» RECORDS TO USE
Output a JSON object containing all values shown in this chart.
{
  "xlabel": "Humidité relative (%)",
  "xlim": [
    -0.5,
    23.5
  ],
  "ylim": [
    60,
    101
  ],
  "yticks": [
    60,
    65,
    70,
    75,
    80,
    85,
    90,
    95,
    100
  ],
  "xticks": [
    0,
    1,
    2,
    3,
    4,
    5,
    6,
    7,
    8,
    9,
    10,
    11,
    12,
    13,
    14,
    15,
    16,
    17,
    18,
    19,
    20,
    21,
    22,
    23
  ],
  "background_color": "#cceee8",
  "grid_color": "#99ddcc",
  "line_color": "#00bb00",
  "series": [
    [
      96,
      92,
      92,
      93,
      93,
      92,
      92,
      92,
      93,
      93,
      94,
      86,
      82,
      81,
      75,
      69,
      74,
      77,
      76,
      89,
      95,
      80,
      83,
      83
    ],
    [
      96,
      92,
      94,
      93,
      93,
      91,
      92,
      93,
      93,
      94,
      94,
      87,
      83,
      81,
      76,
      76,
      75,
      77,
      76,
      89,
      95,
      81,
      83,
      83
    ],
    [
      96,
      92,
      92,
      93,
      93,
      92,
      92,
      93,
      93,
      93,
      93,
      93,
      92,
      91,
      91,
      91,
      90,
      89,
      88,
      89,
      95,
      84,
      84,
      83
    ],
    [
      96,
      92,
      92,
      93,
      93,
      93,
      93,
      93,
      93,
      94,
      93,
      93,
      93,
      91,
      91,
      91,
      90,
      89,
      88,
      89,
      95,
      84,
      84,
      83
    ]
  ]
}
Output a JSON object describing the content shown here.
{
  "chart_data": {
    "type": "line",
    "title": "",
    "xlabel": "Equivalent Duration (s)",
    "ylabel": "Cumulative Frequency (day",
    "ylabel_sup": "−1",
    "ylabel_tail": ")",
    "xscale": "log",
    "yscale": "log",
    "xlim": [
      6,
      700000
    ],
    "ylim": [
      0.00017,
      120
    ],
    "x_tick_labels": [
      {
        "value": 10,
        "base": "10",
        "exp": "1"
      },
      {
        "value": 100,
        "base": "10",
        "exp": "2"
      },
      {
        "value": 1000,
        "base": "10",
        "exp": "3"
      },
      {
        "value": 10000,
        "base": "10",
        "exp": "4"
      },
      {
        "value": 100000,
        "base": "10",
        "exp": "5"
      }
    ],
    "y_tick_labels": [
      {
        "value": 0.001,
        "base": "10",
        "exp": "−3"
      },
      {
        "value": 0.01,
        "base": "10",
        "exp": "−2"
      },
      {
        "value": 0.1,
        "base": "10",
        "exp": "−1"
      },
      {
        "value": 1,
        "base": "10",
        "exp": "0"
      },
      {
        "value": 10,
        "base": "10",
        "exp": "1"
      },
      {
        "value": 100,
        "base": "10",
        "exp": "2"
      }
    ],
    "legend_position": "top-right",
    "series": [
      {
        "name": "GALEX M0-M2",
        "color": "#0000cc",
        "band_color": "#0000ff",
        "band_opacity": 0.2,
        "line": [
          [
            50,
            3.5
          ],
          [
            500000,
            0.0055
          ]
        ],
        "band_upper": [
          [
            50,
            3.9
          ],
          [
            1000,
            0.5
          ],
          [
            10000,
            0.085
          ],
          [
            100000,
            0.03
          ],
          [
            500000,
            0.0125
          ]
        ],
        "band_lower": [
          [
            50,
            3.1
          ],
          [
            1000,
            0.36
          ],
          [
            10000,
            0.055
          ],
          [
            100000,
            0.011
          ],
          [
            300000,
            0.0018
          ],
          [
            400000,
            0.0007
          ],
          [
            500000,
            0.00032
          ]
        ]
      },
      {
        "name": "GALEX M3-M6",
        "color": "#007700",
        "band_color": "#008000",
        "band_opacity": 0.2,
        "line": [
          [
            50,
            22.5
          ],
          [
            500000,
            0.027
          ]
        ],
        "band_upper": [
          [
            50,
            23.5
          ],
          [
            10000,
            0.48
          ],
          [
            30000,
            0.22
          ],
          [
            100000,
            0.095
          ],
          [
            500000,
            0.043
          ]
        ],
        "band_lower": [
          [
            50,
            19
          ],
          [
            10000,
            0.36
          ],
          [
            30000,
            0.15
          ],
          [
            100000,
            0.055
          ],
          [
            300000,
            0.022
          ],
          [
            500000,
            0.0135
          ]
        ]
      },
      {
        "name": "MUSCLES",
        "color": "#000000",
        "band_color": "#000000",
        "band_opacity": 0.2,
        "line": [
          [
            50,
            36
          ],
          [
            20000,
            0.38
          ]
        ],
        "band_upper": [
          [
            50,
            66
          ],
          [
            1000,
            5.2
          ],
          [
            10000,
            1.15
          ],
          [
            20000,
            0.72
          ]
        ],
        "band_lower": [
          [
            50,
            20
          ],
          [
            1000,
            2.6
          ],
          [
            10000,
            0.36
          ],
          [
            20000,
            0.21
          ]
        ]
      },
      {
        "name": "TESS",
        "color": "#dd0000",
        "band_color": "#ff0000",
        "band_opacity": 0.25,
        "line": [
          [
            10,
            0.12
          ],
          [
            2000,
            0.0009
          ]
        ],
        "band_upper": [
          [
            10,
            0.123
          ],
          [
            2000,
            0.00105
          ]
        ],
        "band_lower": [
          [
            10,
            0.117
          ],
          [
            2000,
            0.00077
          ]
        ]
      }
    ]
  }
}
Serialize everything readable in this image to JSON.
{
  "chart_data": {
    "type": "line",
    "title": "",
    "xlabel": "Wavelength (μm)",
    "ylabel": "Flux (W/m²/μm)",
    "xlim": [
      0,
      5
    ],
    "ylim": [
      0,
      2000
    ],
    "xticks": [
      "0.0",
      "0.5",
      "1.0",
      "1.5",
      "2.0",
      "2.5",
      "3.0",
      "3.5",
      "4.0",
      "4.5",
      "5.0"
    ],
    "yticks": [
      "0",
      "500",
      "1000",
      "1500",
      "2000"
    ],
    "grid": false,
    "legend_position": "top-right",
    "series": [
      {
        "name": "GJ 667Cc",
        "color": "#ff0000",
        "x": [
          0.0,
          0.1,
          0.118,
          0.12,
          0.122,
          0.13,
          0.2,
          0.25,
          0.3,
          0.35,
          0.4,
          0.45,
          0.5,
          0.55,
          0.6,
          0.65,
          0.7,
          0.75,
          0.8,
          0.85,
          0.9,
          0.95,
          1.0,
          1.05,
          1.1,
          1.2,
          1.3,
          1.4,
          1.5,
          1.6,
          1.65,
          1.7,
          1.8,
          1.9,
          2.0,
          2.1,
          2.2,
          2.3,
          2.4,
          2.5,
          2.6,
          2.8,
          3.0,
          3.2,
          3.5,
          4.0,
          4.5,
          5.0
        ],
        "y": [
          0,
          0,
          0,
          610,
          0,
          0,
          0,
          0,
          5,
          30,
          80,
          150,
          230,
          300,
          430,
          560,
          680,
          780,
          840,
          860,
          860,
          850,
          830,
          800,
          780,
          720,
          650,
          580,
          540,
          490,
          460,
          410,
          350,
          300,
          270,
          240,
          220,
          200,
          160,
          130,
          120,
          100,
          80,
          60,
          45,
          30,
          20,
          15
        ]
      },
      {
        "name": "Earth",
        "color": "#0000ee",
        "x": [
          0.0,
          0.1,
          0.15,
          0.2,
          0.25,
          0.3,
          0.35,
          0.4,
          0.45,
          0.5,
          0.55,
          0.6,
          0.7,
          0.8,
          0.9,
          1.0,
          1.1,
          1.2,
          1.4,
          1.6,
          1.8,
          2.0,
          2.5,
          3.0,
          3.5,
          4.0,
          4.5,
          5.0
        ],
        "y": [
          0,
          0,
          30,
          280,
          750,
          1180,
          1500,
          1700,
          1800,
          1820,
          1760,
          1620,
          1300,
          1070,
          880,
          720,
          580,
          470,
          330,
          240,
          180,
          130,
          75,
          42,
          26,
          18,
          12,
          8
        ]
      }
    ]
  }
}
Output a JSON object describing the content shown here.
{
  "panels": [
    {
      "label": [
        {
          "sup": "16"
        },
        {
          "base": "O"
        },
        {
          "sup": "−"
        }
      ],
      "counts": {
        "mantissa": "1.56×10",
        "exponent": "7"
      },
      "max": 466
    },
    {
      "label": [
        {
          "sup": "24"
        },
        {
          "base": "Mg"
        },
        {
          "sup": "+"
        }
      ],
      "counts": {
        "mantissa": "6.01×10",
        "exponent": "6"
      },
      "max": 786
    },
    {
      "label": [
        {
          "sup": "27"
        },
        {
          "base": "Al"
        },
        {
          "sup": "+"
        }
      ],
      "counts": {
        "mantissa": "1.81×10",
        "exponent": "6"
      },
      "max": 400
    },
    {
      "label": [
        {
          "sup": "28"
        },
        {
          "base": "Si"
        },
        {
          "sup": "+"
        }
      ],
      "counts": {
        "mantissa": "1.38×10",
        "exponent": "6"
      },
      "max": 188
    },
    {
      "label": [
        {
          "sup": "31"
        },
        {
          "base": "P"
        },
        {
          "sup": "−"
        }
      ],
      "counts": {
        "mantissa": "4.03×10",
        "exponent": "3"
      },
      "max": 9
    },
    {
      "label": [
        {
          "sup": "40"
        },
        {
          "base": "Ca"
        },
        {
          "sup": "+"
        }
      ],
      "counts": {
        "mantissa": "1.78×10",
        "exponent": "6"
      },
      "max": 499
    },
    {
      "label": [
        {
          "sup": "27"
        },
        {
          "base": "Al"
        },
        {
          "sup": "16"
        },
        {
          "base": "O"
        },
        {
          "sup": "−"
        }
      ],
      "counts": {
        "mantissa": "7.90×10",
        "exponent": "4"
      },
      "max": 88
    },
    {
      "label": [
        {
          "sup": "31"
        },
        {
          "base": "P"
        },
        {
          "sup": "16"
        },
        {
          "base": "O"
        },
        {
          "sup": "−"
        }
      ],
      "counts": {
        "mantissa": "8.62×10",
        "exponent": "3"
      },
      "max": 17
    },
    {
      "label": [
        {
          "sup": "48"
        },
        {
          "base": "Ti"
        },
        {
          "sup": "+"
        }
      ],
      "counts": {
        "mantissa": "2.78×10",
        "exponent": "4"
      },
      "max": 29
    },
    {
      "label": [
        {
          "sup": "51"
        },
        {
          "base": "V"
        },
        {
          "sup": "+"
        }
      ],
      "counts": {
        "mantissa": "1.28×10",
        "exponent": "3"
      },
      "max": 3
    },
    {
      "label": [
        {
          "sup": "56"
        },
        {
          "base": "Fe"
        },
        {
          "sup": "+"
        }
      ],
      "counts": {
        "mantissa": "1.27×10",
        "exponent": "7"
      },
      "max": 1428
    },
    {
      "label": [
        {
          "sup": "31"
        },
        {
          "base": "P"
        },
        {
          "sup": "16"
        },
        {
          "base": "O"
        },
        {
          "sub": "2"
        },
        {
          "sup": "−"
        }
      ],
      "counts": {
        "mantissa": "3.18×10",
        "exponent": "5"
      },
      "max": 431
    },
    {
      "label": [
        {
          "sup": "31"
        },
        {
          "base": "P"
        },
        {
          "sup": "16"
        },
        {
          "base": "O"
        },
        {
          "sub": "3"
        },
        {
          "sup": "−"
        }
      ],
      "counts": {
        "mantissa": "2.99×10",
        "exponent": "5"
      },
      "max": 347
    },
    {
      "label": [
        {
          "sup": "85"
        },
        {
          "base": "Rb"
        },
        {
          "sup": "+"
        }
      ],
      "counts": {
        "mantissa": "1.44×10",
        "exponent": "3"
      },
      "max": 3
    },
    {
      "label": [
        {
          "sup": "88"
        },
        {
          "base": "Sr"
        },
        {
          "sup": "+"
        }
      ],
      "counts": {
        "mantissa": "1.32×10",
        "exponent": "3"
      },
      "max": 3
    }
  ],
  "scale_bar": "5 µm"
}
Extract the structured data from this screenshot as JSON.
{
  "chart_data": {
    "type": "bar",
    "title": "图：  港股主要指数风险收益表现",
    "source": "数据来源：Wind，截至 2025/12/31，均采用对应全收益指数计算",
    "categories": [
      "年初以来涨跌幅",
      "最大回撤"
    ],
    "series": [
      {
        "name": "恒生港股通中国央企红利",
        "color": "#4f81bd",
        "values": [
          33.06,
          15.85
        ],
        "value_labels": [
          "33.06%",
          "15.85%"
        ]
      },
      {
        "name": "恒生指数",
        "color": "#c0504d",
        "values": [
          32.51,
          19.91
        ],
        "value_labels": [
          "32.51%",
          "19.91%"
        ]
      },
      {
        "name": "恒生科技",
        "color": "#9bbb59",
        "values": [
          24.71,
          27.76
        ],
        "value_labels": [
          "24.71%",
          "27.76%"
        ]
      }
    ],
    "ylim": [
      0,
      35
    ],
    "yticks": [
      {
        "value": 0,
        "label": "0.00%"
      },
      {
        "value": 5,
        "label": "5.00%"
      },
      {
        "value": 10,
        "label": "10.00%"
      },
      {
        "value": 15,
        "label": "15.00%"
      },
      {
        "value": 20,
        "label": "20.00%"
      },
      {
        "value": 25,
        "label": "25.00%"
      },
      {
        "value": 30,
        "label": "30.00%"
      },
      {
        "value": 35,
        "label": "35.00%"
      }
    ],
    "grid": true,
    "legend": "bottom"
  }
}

» OBJECTIVE
Compute the number of lines above that contain the string "JSON". Reply with that value only.

» SOLUTION
5